-- Start Dataset extract --

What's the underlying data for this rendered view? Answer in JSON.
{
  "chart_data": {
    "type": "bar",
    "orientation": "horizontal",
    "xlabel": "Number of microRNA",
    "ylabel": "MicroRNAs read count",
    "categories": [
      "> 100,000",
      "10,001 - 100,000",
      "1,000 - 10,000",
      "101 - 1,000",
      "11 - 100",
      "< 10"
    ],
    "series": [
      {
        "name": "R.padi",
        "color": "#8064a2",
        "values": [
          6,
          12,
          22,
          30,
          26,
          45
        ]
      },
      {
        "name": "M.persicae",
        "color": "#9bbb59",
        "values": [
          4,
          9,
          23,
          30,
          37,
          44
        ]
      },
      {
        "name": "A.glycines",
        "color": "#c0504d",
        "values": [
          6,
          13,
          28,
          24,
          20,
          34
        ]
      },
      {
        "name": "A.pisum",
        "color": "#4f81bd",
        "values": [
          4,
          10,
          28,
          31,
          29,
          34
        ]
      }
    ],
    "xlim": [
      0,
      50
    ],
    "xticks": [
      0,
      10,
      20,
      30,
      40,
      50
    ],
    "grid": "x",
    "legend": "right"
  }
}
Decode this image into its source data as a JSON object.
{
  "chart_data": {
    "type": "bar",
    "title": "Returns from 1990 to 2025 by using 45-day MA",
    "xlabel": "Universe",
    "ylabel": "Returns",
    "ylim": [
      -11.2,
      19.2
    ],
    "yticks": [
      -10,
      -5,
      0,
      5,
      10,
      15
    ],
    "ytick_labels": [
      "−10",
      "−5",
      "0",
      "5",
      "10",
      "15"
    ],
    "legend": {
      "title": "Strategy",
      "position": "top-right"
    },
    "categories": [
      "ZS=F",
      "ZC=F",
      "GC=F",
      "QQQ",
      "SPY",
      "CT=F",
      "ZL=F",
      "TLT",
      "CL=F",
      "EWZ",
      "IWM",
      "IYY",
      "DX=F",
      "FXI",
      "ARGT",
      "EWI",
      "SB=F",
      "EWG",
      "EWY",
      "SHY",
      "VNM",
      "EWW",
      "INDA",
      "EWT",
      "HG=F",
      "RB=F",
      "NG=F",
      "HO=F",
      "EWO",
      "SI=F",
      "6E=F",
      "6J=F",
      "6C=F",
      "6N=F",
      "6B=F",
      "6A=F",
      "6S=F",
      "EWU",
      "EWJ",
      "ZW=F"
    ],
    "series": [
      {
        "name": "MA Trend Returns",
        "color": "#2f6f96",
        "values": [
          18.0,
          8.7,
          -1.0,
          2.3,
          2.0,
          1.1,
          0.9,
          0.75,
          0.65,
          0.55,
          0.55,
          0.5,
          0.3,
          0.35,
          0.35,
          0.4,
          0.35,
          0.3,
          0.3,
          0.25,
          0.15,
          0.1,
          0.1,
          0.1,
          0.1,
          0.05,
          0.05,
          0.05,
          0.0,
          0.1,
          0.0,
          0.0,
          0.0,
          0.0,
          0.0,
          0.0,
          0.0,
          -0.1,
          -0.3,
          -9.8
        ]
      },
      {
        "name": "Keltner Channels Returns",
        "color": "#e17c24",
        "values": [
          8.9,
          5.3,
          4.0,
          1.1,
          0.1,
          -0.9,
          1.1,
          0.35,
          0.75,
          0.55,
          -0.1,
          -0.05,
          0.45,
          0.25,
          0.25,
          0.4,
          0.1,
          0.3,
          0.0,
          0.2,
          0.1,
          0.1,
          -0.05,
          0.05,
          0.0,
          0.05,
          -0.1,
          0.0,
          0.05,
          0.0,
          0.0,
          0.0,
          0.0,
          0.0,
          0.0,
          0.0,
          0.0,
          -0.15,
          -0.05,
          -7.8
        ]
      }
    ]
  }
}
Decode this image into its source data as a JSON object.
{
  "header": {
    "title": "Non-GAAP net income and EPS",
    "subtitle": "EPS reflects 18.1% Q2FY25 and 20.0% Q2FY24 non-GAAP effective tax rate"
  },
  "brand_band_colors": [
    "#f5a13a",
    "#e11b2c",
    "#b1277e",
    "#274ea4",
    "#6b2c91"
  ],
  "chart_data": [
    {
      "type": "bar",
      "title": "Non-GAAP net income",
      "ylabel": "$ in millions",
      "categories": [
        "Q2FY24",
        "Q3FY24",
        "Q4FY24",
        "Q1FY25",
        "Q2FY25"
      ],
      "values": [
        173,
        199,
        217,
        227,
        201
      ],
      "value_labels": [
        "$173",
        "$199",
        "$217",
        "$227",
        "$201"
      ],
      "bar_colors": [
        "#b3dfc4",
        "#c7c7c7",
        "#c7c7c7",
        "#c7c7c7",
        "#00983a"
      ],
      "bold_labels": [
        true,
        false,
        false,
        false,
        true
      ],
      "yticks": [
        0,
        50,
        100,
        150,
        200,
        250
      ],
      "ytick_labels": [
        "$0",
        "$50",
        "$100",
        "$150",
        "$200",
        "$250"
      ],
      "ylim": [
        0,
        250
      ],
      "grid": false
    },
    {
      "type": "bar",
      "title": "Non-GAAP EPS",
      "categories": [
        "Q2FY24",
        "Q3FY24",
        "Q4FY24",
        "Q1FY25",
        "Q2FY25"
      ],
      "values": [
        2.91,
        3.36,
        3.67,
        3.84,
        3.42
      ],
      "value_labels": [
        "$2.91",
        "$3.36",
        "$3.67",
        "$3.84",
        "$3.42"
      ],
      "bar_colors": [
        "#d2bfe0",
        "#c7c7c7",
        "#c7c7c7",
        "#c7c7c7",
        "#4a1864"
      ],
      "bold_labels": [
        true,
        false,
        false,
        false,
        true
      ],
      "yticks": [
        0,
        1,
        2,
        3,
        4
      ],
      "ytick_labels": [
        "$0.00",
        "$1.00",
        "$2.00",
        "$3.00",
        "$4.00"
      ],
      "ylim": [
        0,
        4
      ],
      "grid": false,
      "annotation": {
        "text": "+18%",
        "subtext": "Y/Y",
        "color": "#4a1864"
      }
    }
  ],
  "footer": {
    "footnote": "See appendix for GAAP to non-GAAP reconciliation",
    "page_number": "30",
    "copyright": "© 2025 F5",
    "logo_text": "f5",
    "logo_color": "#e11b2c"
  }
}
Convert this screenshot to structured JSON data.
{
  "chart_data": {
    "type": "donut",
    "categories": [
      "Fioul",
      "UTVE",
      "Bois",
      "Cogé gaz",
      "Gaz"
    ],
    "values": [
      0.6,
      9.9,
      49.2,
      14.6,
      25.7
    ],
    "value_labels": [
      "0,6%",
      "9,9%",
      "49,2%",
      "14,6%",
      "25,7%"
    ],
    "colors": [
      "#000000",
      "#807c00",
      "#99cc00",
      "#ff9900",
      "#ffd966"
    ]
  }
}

-- End Dataset extract --

Please restate the data word for word, every record included.

Result for this exercise:
What's the underlying data for this rendered view? Answer in JSON.
{
  "chart_data": {
    "type": "bar",
    "orientation": "horizontal",
    "xlabel": "Number of microRNA",
    "ylabel": "MicroRNAs read count",
    "categories": [
      "> 100,000",
      "10,001 - 100,000",
      "1,000 - 10,000",
      "101 - 1,000",
      "11 - 100",
      "< 10"
    ],
    "series": [
      {
        "name": "R.padi",
        "color": "#8064a2",
        "values": [
          6,
          12,
          22,
          30,
          26,
          45
        ]
      },
      {
        "name": "M.persicae",
        "color": "#9bbb59",
        "values": [
          4,
          9,
          23,
          30,
          37,
          44
        ]
      },
      {
        "name": "A.glycines",
        "color": "#c0504d",
        "values": [
          6,
          13,
          28,
          24,
          20,
          34
        ]
      },
      {
        "name": "A.pisum",
        "color": "#4f81bd",
        "values": [
          4,
          10,
          28,
          31,
          29,
          34
        ]
      }
    ],
    "xlim": [
      0,
      50
    ],
    "xticks": [
      0,
      10,
      20,
      30,
      40,
      50
    ],
    "grid": "x",
    "legend": "right"
  }
}
Decode this image into its source data as a JSON object.
{
  "chart_data": {
    "type": "bar",
    "title": "Returns from 1990 to 2025 by using 45-day MA",
    "xlabel": "Universe",
    "ylabel": "Returns",
    "ylim": [
      -11.2,
      19.2
    ],
    "yticks": [
      -10,
      -5,
      0,
      5,
      10,
      15
    ],
    "ytick_labels": [
      "−10",
      "−5",
      "0",
      "5",
      "10",
      "15"
    ],
    "legend": {
      "title": "Strategy",
      "position": "top-right"
    },
    "categories": [
      "ZS=F",
      "ZC=F",
      "GC=F",
      "QQQ",
      "SPY",
      "CT=F",
      "ZL=F",
      "TLT",
      "CL=F",
      "EWZ",
      "IWM",
      "IYY",
      "DX=F",
      "FXI",
      "ARGT",
      "EWI",
      "SB=F",
      "EWG",
      "EWY",
      "SHY",
      "VNM",
      "EWW",
      "INDA",
      "EWT",
      "HG=F",
      "RB=F",
      "NG=F",
      "HO=F",
      "EWO",
      "SI=F",
      "6E=F",
      "6J=F",
      "6C=F",
      "6N=F",
      "6B=F",
      "6A=F",
      "6S=F",
      "EWU",
      "EWJ",
      "ZW=F"
    ],
    "series": [
      {
        "name": "MA Trend Returns",
        "color": "#2f6f96",
        "values": [
          18.0,
          8.7,
          -1.0,
          2.3,
          2.0,
          1.1,
          0.9,
          0.75,
          0.65,
          0.55,
          0.55,
          0.5,
          0.3,
          0.35,
          0.35,
          0.4,
          0.35,
          0.3,
          0.3,
          0.25,
          0.15,
          0.1,
          0.1,
          0.1,
          0.1,
          0.05,
          0.05,
          0.05,
          0.0,
          0.1,
          0.0,
          0.0,
          0.0,
          0.0,
          0.0,
          0.0,
          0.0,
          -0.1,
          -0.3,
          -9.8
        ]
      },
      {
        "name": "Keltner Channels Returns",
        "color": "#e17c24",
        "values": [
          8.9,
          5.3,
          4.0,
          1.1,
          0.1,
          -0.9,
          1.1,
          0.35,
          0.75,
          0.55,
          -0.1,
          -0.05,
          0.45,
          0.25,
          0.25,
          0.4,
          0.1,
          0.3,
          0.0,
          0.2,
          0.1,
          0.1,
          -0.05,
          0.05,
          0.0,
          0.05,
          -0.1,
          0.0,
          0.05,
          0.0,
          0.0,
          0.0,
          0.0,
          0.0,
          0.0,
          0.0,
          0.0,
          -0.15,
          -0.05,
          -7.8
        ]
      }
    ]
  }
}
Decode this image into its source data as a JSON object.
{
  "header": {
    "title": "Non-GAAP net income and EPS",
    "subtitle": "EPS reflects 18.1% Q2FY25 and 20.0% Q2FY24 non-GAAP effective tax rate"
  },
  "brand_band_colors": [
    "#f5a13a",
    "#e11b2c",
    "#b1277e",
    "#274ea4",
    "#6b2c91"
  ],
  "chart_data": [
    {
      "type": "bar",
      "title": "Non-GAAP net income",
      "ylabel": "$ in millions",
      "categories": [
        "Q2FY24",
        "Q3FY24",
        "Q4FY24",
        "Q1FY25",
        "Q2FY25"
      ],
      "values": [
        173,
        199,
        217,
        227,
        201
      ],
      "value_labels": [
        "$173",
        "$199",
        "$217",
        "$227",
        "$201"
      ],
      "bar_colors": [
        "#b3dfc4",
        "#c7c7c7",
        "#c7c7c7",
        "#c7c7c7",
        "#00983a"
      ],
      "bold_labels": [
        true,
        false,
        false,
        false,
        true
      ],
      "yticks": [
        0,
        50,
        100,
        150,
        200,
        250
      ],
      "ytick_labels": [
        "$0",
        "$50",
        "$100",
        "$150",
        "$200",
        "$250"
      ],
      "ylim": [
        0,
        250
      ],
      "grid": false
    },
    {
      "type": "bar",
      "title": "Non-GAAP EPS",
      "categories": [
        "Q2FY24",
        "Q3FY24",
        "Q4FY24",
        "Q1FY25",
        "Q2FY25"
      ],
      "values": [
        2.91,
        3.36,
        3.67,
        3.84,
        3.42
      ],
      "value_labels": [
        "$2.91",
        "$3.36",
        "$3.67",
        "$3.84",
        "$3.42"
      ],
      "bar_colors": [
        "#d2bfe0",
        "#c7c7c7",
        "#c7c7c7",
        "#c7c7c7",
        "#4a1864"
      ],
      "bold_labels": [
        true,
        false,
        false,
        false,
        true
      ],
      "yticks": [
        0,
        1,
        2,
        3,
        4
      ],
      "ytick_labels": [
        "$0.00",
        "$1.00",
        "$2.00",
        "$3.00",
        "$4.00"
      ],
      "ylim": [
        0,
        4
      ],
      "grid": false,
      "annotation": {
        "text": "+18%",
        "subtext": "Y/Y",
        "color": "#4a1864"
      }
    }
  ],
  "footer": {
    "footnote": "See appendix for GAAP to non-GAAP reconciliation",
    "page_number": "30",
    "copyright": "© 2025 F5",
    "logo_text": "f5",
    "logo_color": "#e11b2c"
  }
}
Convert this screenshot to structured JSON data.
{
  "chart_data": {
    "type": "donut",
    "categories": [
      "Fioul",
      "UTVE",
      "Bois",
      "Cogé gaz",
      "Gaz"
    ],
    "values": [
      0.6,
      9.9,
      49.2,
      14.6,
      25.7
    ],
    "value_labels": [
      "0,6%",
      "9,9%",
      "49,2%",
      "14,6%",
      "25,7%"
    ],
    "colors": [
      "#000000",
      "#807c00",
      "#99cc00",
      "#ff9900",
      "#ffd966"
    ]
  }
}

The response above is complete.